*WHAT YOU SHOULD DO*
Pick out each line of the records in which the word "FTLA" appears.

*PROVIDED DATA*
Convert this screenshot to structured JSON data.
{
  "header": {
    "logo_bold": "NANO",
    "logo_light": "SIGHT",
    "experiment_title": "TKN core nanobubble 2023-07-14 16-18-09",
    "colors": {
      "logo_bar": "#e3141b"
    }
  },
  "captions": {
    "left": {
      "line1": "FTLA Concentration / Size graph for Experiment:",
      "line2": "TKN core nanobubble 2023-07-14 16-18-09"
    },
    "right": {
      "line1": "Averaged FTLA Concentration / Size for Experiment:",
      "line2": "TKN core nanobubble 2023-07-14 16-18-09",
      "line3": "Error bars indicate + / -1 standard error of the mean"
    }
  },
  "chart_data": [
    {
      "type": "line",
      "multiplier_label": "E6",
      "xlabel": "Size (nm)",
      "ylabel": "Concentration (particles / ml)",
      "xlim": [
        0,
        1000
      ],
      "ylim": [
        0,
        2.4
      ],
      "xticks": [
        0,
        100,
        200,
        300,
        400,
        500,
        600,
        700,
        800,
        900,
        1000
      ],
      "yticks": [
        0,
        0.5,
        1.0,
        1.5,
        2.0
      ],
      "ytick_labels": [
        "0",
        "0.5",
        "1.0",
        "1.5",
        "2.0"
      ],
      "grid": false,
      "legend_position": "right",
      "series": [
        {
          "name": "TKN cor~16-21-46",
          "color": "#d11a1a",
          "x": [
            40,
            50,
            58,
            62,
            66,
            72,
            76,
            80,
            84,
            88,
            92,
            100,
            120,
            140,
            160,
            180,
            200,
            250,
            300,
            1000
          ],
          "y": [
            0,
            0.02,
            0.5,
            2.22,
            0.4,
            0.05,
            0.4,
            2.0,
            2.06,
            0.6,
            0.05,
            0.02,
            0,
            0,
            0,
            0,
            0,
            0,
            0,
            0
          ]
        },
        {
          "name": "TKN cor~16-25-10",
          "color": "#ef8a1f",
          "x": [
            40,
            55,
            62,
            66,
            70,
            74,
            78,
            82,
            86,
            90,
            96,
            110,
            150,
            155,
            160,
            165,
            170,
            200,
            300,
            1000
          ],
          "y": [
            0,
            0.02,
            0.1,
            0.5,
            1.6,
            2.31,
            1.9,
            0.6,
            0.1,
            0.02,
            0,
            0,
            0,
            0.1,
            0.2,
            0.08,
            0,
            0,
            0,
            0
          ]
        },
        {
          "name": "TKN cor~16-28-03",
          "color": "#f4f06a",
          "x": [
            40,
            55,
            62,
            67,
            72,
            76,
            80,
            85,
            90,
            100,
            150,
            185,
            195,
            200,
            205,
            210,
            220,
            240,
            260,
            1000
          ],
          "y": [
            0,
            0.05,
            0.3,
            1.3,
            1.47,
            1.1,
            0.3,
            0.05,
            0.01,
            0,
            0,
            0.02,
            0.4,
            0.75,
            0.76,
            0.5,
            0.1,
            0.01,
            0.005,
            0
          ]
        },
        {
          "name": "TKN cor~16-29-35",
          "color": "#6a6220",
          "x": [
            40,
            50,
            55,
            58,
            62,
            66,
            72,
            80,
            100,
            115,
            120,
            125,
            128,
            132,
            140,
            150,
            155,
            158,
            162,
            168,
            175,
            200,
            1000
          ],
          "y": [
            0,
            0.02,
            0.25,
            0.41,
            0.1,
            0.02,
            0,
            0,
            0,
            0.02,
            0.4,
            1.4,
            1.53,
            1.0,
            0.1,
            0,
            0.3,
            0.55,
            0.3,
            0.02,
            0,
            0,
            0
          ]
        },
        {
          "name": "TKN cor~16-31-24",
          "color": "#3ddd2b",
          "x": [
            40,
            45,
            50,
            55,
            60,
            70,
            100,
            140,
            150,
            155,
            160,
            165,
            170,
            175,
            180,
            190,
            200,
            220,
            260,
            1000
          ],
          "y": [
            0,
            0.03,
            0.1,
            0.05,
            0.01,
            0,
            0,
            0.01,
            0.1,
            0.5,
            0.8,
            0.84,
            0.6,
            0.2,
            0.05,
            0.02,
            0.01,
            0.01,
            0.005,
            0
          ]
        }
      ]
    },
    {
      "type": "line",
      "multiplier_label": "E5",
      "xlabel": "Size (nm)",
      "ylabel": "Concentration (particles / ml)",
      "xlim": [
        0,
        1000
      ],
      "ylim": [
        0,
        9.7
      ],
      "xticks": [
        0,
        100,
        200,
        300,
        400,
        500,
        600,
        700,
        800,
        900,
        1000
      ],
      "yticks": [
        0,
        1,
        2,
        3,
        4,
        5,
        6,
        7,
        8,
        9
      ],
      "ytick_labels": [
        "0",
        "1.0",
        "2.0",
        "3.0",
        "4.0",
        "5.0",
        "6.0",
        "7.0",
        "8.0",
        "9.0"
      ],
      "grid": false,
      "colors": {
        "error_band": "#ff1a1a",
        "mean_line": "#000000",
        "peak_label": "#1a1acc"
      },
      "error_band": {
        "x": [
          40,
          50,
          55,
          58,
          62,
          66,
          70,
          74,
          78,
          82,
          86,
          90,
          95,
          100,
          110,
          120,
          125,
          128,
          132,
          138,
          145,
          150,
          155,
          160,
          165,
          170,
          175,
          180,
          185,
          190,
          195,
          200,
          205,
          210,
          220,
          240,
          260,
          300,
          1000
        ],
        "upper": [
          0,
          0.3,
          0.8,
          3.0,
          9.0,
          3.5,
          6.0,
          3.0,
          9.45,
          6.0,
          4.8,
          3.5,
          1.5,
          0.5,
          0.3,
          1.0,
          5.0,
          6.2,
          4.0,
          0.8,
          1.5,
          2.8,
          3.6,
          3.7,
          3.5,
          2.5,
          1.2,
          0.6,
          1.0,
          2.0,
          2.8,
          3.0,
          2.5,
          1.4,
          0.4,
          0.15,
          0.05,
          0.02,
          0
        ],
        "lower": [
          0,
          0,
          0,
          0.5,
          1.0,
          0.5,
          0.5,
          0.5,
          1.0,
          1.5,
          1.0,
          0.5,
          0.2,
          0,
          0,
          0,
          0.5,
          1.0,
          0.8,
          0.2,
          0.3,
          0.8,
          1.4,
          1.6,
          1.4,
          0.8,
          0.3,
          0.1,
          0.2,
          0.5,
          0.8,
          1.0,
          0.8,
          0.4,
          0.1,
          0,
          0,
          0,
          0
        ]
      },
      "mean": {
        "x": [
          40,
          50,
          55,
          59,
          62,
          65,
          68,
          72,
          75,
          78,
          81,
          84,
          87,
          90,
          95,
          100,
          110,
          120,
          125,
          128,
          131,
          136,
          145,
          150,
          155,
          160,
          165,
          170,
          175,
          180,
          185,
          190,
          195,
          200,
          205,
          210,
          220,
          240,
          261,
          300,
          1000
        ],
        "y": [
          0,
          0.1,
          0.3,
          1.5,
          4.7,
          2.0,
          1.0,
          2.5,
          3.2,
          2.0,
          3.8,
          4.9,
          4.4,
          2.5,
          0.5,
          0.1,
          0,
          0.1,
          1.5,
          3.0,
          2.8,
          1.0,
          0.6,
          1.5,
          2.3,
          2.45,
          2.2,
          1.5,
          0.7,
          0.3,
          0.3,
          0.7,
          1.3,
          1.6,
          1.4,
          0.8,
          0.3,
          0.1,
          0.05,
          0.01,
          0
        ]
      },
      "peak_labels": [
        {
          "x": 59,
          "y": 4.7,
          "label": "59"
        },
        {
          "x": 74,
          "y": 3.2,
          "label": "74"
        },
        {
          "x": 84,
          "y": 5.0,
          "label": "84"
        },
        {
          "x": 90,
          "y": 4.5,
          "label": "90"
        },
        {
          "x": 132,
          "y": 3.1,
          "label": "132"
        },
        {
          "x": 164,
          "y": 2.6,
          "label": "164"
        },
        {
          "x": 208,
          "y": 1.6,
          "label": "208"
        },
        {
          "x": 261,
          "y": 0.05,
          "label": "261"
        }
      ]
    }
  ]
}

*TASK OUTPUT*
      "line1": "FTLA Concentration / Size graph for Experiment:",
      "line1": "Averaged FTLA Concentration / Size for Experiment:",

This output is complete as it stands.